§ Instructions to follow: Without the pictures, reproduce the records that follow exactly.

§ Records shown:
═══

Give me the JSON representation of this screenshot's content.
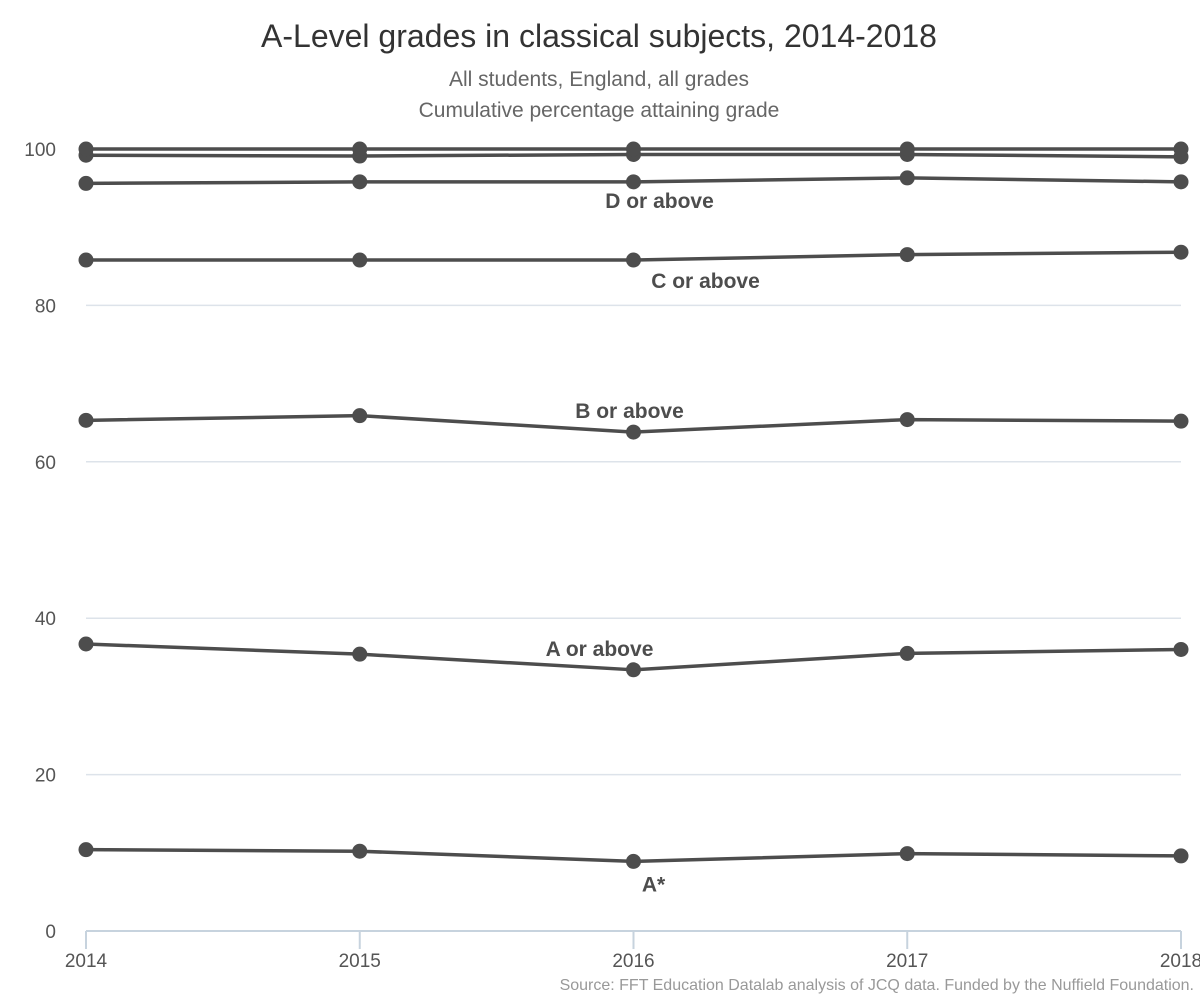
{
  "chart_data": {
    "type": "line",
    "title": "A-Level grades in classical subjects, 2014-2018",
    "subtitle_lines": [
      "All students, England, all grades",
      "Cumulative percentage attaining grade"
    ],
    "x": [
      "2014",
      "2015",
      "2016",
      "2017",
      "2018"
    ],
    "ylim": [
      0,
      100
    ],
    "yticks": [
      0,
      20,
      40,
      60,
      80,
      100
    ],
    "grid": true,
    "source": "Source: FFT Education Datalab analysis of JCQ data. Funded by the Nuffield Foundation.",
    "line_color": "#4d4d4d",
    "series": [
      {
        "name": "A*",
        "values": [
          10.4,
          10.2,
          8.9,
          9.9,
          9.6
        ]
      },
      {
        "name": "A or above",
        "values": [
          36.7,
          35.4,
          33.4,
          35.5,
          36.0
        ]
      },
      {
        "name": "B or above",
        "values": [
          65.3,
          65.9,
          63.8,
          65.4,
          65.2
        ]
      },
      {
        "name": "C or above",
        "values": [
          85.8,
          85.8,
          85.8,
          86.5,
          86.8
        ]
      },
      {
        "name": "D or above",
        "values": [
          95.6,
          95.8,
          95.8,
          96.3,
          95.8
        ]
      },
      {
        "name": "",
        "values": [
          99.2,
          99.1,
          99.3,
          99.3,
          99.0
        ]
      },
      {
        "name": "",
        "values": [
          100,
          100,
          100,
          100,
          100
        ]
      }
    ]
  }
}
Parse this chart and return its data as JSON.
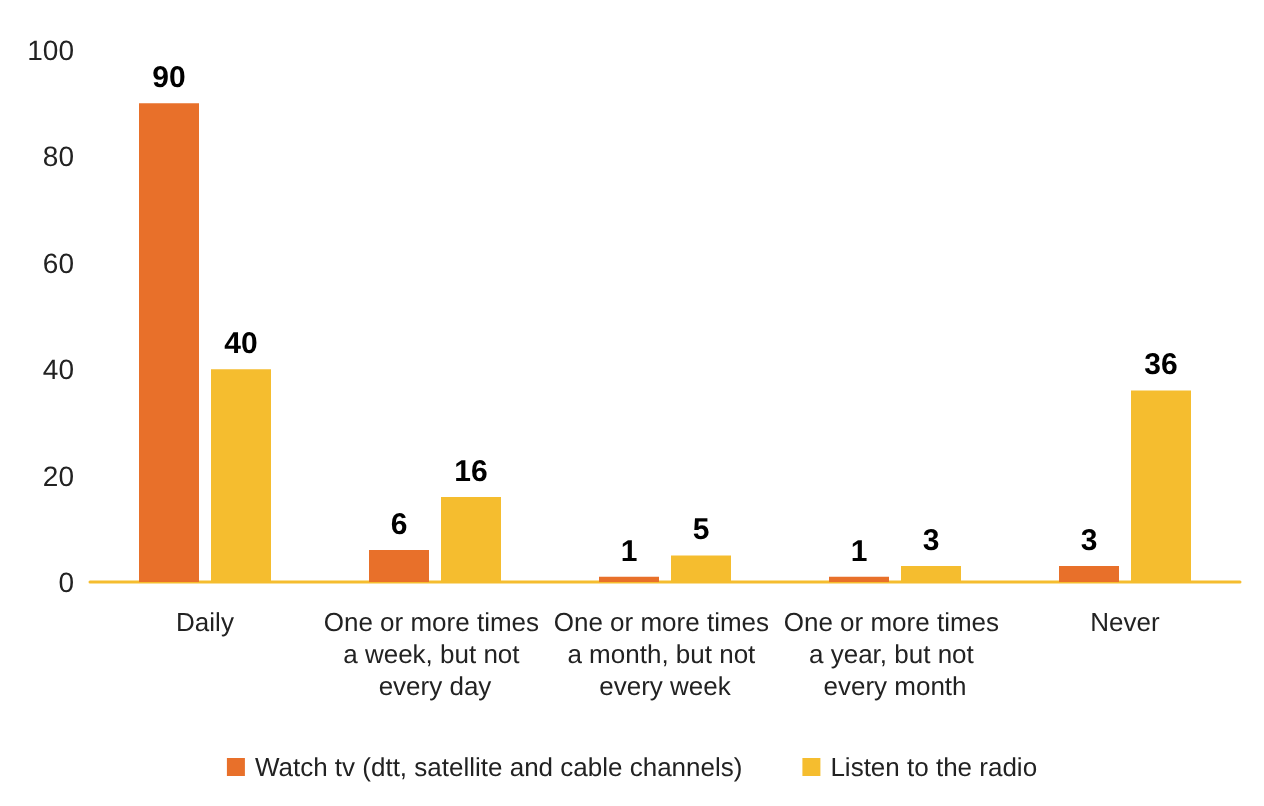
{
  "chart_data": {
    "type": "bar",
    "categories": [
      "Daily",
      "One or more times a week, but not every day",
      "One or more times a month, but not every week",
      "One or more times a year, but not every month",
      "Never"
    ],
    "series": [
      {
        "name": "Watch tv (dtt, satellite and cable channels)",
        "color": "#e8702a",
        "values": [
          90,
          6,
          1,
          1,
          3
        ]
      },
      {
        "name": "Listen to the radio",
        "color": "#f5bd2f",
        "values": [
          40,
          16,
          5,
          3,
          36
        ]
      }
    ],
    "ylim": [
      0,
      100
    ],
    "yticks": [
      0,
      20,
      40,
      60,
      80,
      100
    ],
    "grid": false,
    "legend": "bottom",
    "data_labels": true
  }
}
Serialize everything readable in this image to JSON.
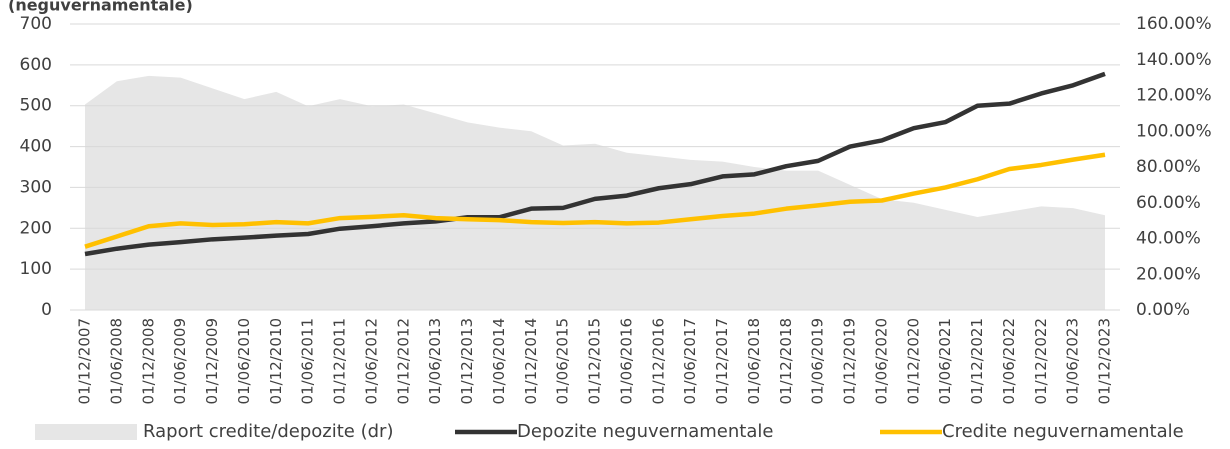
{
  "chart_data": {
    "type": "line",
    "title": "(neguvernamentale)",
    "categories": [
      "01/12/2007",
      "01/06/2008",
      "01/12/2008",
      "01/06/2009",
      "01/12/2009",
      "01/06/2010",
      "01/12/2010",
      "01/06/2011",
      "01/12/2011",
      "01/06/2012",
      "01/12/2012",
      "01/06/2013",
      "01/12/2013",
      "01/06/2014",
      "01/12/2014",
      "01/06/2015",
      "01/12/2015",
      "01/06/2016",
      "01/12/2016",
      "01/06/2017",
      "01/12/2017",
      "01/06/2018",
      "01/12/2018",
      "01/06/2019",
      "01/12/2019",
      "01/06/2020",
      "01/12/2020",
      "01/06/2021",
      "01/12/2021",
      "01/06/2022",
      "01/12/2022",
      "01/06/2023",
      "01/12/2023"
    ],
    "series": [
      {
        "name": "Raport credite/depozite (dr)",
        "type": "area",
        "axis": "y2",
        "color": "#e6e6e6",
        "values": [
          115,
          128,
          131,
          130,
          124,
          118,
          122,
          114,
          118,
          114,
          115,
          110,
          105,
          102,
          100,
          92,
          93,
          88,
          86,
          84,
          83,
          80,
          78,
          78,
          70,
          62,
          60,
          56,
          52,
          55,
          58,
          57,
          53
        ]
      },
      {
        "name": "Depozite neguvernamentale",
        "type": "line",
        "color": "#333333",
        "values": [
          137,
          150,
          160,
          166,
          173,
          177,
          182,
          186,
          199,
          205,
          212,
          217,
          227,
          227,
          248,
          250,
          272,
          280,
          298,
          308,
          327,
          332,
          352,
          365,
          400,
          415,
          445,
          460,
          500,
          505,
          530,
          550,
          578
        ]
      },
      {
        "name": "Credite neguvernamentale",
        "type": "line",
        "color": "#ffc000",
        "values": [
          155,
          180,
          205,
          212,
          208,
          210,
          215,
          212,
          225,
          228,
          232,
          225,
          222,
          220,
          215,
          213,
          215,
          212,
          214,
          222,
          230,
          236,
          248,
          256,
          265,
          268,
          285,
          300,
          320,
          345,
          355,
          368,
          380
        ]
      }
    ],
    "ylim": [
      0,
      700
    ],
    "yticks": [
      0,
      100,
      200,
      300,
      400,
      500,
      600,
      700
    ],
    "y2lim": [
      0,
      160
    ],
    "y2ticks": [
      {
        "value": 0,
        "label": "0.00%"
      },
      {
        "value": 20,
        "label": "20.00%"
      },
      {
        "value": 40,
        "label": "40.00%"
      },
      {
        "value": 60,
        "label": "60.00%"
      },
      {
        "value": 80,
        "label": "80.00%"
      },
      {
        "value": 100,
        "label": "100.00%"
      },
      {
        "value": 120,
        "label": "120.00%"
      },
      {
        "value": 140,
        "label": "140.00%"
      },
      {
        "value": 160,
        "label": "160.00%"
      }
    ],
    "grid": true,
    "legend": "bottom"
  }
}
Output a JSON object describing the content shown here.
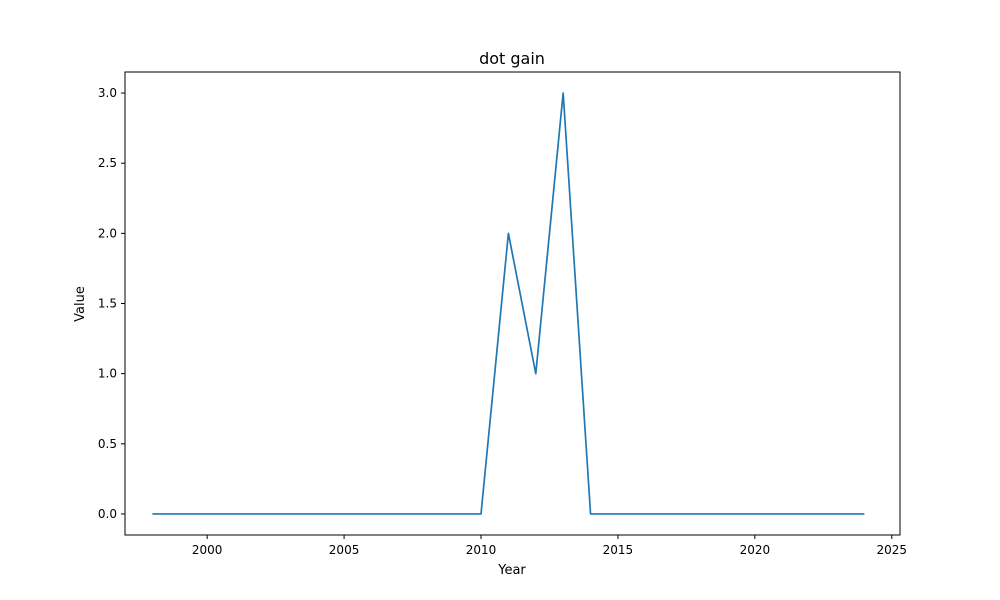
{
  "chart_data": {
    "type": "line",
    "title": "dot gain",
    "xlabel": "Year",
    "ylabel": "Value",
    "xlim": [
      1997,
      2025.3
    ],
    "ylim": [
      -0.15,
      3.15
    ],
    "x_ticks": [
      2000,
      2005,
      2010,
      2015,
      2020,
      2025
    ],
    "y_ticks": [
      "0.0",
      "0.5",
      "1.0",
      "1.5",
      "2.0",
      "2.5",
      "3.0"
    ],
    "grid": false,
    "legend": "none",
    "series": [
      {
        "color": "#1f77b4",
        "x": [
          1998,
          1999,
          2000,
          2001,
          2002,
          2003,
          2004,
          2005,
          2006,
          2007,
          2008,
          2009,
          2010,
          2011,
          2012,
          2013,
          2014,
          2015,
          2016,
          2017,
          2018,
          2019,
          2020,
          2021,
          2022,
          2023,
          2024
        ],
        "values": [
          0,
          0,
          0,
          0,
          0,
          0,
          0,
          0,
          0,
          0,
          0,
          0,
          0,
          2,
          1,
          3,
          0,
          0,
          0,
          0,
          0,
          0,
          0,
          0,
          0,
          0,
          0
        ]
      }
    ]
  }
}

═══

§ Result of this exercise:
Give me the JSON representation of this screenshot's content.
{
  "chart_data": {
    "type": "line",
    "title": "A-Level grades in classical subjects, 2014-2018",
    "subtitle_lines": [
      "All students, England, all grades",
      "Cumulative percentage attaining grade"
    ],
    "x": [
      "2014",
      "2015",
      "2016",
      "2017",
      "2018"
    ],
    "ylim": [
      0,
      100
    ],
    "yticks": [
      0,
      20,
      40,
      60,
      80,
      100
    ],
    "grid": true,
    "source": "Source: FFT Education Datalab analysis of JCQ data. Funded by the Nuffield Foundation.",
    "line_color": "#4d4d4d",
    "series": [
      {
        "name": "A*",
        "values": [
          10.4,
          10.2,
          8.9,
          9.9,
          9.6
        ]
      },
      {
        "name": "A or above",
        "values": [
          36.7,
          35.4,
          33.4,
          35.5,
          36.0
        ]
      },
      {
        "name": "B or above",
        "values": [
          65.3,
          65.9,
          63.8,
          65.4,
          65.2
        ]
      },
      {
        "name": "C or above",
        "values": [
          85.8,
          85.8,
          85.8,
          86.5,
          86.8
        ]
      },
      {
        "name": "D or above",
        "values": [
          95.6,
          95.8,
          95.8,
          96.3,
          95.8
        ]
      },
      {
        "name": "",
        "values": [
          99.2,
          99.1,
          99.3,
          99.3,
          99.0
        ]
      },
      {
        "name": "",
        "values": [
          100,
          100,
          100,
          100,
          100
        ]
      }
    ]
  }
}
Parse this chart and return its data as JSON.
{
  "chart_data": {
    "type": "bar",
    "categories": [
      "Daily",
      "One or more times a week, but not every day",
      "One or more times a month, but not every week",
      "One or more times a year, but not every month",
      "Never"
    ],
    "series": [
      {
        "name": "Watch tv (dtt, satellite and cable channels)",
        "color": "#e8702a",
        "values": [
          90,
          6,
          1,
          1,
          3
        ]
      },
      {
        "name": "Listen to the radio",
        "color": "#f5bd2f",
        "values": [
          40,
          16,
          5,
          3,
          36
        ]
      }
    ],
    "ylim": [
      0,
      100
    ],
    "yticks": [
      0,
      20,
      40,
      60,
      80,
      100
    ],
    "grid": false,
    "legend": "bottom",
    "data_labels": true
  }
}
Serialize everything readable in this image to JSON.
{
  "chart_data": {
    "type": "line",
    "title": "(neguvernamentale)",
    "categories": [
      "01/12/2007",
      "01/06/2008",
      "01/12/2008",
      "01/06/2009",
      "01/12/2009",
      "01/06/2010",
      "01/12/2010",
      "01/06/2011",
      "01/12/2011",
      "01/06/2012",
      "01/12/2012",
      "01/06/2013",
      "01/12/2013",
      "01/06/2014",
      "01/12/2014",
      "01/06/2015",
      "01/12/2015",
      "01/06/2016",
      "01/12/2016",
      "01/06/2017",
      "01/12/2017",
      "01/06/2018",
      "01/12/2018",
      "01/06/2019",
      "01/12/2019",
      "01/06/2020",
      "01/12/2020",
      "01/06/2021",
      "01/12/2021",
      "01/06/2022",
      "01/12/2022",
      "01/06/2023",
      "01/12/2023"
    ],
    "series": [
      {
        "name": "Raport credite/depozite (dr)",
        "type": "area",
        "axis": "y2",
        "color": "#e6e6e6",
        "values": [
          115,
          128,
          131,
          130,
          124,
          118,
          122,
          114,
          118,
          114,
          115,
          110,
          105,
          102,
          100,
          92,
          93,
          88,
          86,
          84,
          83,
          80,
          78,
          78,
          70,
          62,
          60,
          56,
          52,
          55,
          58,
          57,
          53
        ]
      },
      {
        "name": "Depozite neguvernamentale",
        "type": "line",
        "color": "#333333",
        "values": [
          137,
          150,
          160,
          166,
          173,
          177,
          182,
          186,
          199,
          205,
          212,
          217,
          227,
          227,
          248,
          250,
          272,
          280,
          298,
          308,
          327,
          332,
          352,
          365,
          400,
          415,
          445,
          460,
          500,
          505,
          530,
          550,
          578
        ]
      },
      {
        "name": "Credite neguvernamentale",
        "type": "line",
        "color": "#ffc000",
        "values": [
          155,
          180,
          205,
          212,
          208,
          210,
          215,
          212,
          225,
          228,
          232,
          225,
          222,
          220,
          215,
          213,
          215,
          212,
          214,
          222,
          230,
          236,
          248,
          256,
          265,
          268,
          285,
          300,
          320,
          345,
          355,
          368,
          380
        ]
      }
    ],
    "ylim": [
      0,
      700
    ],
    "yticks": [
      0,
      100,
      200,
      300,
      400,
      500,
      600,
      700
    ],
    "y2lim": [
      0,
      160
    ],
    "y2ticks": [
      {
        "value": 0,
        "label": "0.00%"
      },
      {
        "value": 20,
        "label": "20.00%"
      },
      {
        "value": 40,
        "label": "40.00%"
      },
      {
        "value": 60,
        "label": "60.00%"
      },
      {
        "value": 80,
        "label": "80.00%"
      },
      {
        "value": 100,
        "label": "100.00%"
      },
      {
        "value": 120,
        "label": "120.00%"
      },
      {
        "value": 140,
        "label": "140.00%"
      },
      {
        "value": 160,
        "label": "160.00%"
      }
    ],
    "grid": true,
    "legend": "bottom"
  }
}
Output a JSON object describing the content shown here.
{
  "chart_data": {
    "type": "line",
    "title": "dot gain",
    "xlabel": "Year",
    "ylabel": "Value",
    "xlim": [
      1997,
      2025.3
    ],
    "ylim": [
      -0.15,
      3.15
    ],
    "x_ticks": [
      2000,
      2005,
      2010,
      2015,
      2020,
      2025
    ],
    "y_ticks": [
      "0.0",
      "0.5",
      "1.0",
      "1.5",
      "2.0",
      "2.5",
      "3.0"
    ],
    "grid": false,
    "legend": "none",
    "series": [
      {
        "color": "#1f77b4",
        "x": [
          1998,
          1999,
          2000,
          2001,
          2002,
          2003,
          2004,
          2005,
          2006,
          2007,
          2008,
          2009,
          2010,
          2011,
          2012,
          2013,
          2014,
          2015,
          2016,
          2017,
          2018,
          2019,
          2020,
          2021,
          2022,
          2023,
          2024
        ],
        "values": [
          0,
          0,
          0,
          0,
          0,
          0,
          0,
          0,
          0,
          0,
          0,
          0,
          0,
          2,
          1,
          3,
          0,
          0,
          0,
          0,
          0,
          0,
          0,
          0,
          0,
          0,
          0
        ]
      }
    ]
  }
}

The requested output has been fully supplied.